WORK REQUIRED >> Pull each line holding "particulars" out of the entries below.

:: MATERIAL SUPPLIED ::

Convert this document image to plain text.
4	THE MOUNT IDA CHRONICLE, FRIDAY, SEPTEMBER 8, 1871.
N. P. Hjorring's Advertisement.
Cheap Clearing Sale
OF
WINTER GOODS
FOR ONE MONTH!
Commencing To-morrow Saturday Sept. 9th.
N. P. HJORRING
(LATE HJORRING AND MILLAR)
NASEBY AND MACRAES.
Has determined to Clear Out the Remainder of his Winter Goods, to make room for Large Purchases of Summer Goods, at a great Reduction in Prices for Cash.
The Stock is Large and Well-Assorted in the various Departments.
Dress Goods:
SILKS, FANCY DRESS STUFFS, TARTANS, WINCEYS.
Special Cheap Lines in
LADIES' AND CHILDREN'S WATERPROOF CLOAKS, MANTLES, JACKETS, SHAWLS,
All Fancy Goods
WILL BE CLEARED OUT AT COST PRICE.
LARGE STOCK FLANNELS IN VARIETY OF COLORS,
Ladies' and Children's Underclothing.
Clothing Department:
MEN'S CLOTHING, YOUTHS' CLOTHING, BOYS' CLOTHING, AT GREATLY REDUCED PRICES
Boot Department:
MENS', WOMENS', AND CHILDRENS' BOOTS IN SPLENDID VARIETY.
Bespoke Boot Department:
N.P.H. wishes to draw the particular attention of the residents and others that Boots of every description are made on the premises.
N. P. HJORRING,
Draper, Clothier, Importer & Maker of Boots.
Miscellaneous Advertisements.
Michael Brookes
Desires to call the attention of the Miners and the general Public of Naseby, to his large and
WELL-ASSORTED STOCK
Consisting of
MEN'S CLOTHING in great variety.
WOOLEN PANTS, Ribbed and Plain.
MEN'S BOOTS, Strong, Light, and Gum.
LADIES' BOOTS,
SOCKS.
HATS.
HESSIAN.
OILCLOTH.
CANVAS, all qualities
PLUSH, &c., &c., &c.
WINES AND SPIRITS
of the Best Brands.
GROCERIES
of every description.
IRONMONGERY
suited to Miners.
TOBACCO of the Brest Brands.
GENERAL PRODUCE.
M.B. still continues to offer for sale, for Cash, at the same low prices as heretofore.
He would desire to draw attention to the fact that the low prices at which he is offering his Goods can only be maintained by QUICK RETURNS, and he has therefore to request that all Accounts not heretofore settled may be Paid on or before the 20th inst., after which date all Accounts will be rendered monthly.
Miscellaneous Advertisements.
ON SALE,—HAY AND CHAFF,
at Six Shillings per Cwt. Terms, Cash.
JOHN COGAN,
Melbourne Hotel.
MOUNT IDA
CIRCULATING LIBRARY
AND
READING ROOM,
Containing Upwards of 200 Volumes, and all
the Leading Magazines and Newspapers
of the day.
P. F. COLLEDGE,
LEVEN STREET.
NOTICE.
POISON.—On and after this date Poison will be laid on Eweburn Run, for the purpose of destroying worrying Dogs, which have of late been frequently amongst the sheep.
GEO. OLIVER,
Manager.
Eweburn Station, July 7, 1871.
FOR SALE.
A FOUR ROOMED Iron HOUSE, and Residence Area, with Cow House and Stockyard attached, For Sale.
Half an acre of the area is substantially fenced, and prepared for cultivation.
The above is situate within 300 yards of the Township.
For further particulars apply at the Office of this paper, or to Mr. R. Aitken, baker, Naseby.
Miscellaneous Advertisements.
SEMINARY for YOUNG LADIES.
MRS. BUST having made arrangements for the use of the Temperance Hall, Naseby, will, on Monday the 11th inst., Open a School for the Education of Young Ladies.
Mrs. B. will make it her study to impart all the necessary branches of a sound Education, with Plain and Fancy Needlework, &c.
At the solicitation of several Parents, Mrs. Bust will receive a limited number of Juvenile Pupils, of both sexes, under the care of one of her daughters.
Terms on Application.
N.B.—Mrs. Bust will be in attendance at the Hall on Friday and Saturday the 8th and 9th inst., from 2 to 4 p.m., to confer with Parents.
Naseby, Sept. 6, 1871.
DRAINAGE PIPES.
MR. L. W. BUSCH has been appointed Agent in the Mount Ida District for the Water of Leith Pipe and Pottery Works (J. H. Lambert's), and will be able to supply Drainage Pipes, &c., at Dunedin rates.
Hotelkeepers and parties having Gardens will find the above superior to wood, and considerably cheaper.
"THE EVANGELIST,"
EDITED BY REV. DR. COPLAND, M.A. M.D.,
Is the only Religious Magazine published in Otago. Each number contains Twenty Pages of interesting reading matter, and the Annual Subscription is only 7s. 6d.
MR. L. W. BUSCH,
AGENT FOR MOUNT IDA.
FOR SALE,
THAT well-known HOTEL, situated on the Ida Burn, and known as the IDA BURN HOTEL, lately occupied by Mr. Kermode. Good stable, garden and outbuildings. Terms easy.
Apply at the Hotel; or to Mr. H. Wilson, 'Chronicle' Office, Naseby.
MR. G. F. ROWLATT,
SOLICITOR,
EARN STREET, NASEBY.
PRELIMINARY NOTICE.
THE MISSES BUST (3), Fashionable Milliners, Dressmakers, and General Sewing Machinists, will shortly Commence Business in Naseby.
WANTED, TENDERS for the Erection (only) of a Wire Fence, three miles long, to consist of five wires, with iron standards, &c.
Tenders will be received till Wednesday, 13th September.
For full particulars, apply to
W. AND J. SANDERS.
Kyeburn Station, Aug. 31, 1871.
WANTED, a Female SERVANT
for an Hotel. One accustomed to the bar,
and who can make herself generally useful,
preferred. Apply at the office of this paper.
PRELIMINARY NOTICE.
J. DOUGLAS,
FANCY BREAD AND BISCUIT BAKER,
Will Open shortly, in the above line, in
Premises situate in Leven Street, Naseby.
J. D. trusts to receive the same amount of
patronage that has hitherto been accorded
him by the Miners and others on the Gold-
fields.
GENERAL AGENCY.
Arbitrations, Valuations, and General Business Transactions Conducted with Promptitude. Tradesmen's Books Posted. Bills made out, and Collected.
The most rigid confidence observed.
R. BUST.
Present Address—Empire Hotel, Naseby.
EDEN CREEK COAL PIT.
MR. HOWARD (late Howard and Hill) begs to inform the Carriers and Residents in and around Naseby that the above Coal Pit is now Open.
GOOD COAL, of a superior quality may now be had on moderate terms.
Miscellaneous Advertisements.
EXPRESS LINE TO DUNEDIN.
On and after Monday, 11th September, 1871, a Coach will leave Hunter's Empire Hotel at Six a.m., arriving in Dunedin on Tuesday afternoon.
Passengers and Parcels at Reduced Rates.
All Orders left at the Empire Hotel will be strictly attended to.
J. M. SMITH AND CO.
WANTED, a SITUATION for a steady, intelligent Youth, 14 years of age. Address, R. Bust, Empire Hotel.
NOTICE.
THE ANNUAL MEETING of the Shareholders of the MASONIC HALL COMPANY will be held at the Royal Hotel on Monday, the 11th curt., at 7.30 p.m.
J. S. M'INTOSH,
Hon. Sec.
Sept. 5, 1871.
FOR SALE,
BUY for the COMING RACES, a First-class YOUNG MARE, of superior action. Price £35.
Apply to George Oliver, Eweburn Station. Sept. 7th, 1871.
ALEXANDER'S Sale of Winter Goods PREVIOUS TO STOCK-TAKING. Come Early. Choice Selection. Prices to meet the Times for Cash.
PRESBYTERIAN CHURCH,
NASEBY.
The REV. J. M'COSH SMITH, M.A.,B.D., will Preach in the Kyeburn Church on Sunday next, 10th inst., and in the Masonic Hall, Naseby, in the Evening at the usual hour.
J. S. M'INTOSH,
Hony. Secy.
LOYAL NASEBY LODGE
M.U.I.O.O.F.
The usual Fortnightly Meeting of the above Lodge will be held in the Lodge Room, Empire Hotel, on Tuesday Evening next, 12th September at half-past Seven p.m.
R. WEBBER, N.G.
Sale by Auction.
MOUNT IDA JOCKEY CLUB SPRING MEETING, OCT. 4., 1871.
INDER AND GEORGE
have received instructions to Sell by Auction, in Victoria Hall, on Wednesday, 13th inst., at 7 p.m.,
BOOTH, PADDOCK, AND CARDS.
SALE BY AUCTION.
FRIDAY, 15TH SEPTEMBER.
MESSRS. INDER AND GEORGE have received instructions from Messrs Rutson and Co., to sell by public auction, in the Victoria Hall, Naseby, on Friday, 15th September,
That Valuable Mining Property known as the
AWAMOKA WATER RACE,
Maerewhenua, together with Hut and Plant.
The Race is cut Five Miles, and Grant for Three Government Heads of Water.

:::

SOLUTION BELOW >>
For further particulars apply at the Office of this paper, or to Mr. R. Aitken, baker, Naseby.
For full particulars, apply to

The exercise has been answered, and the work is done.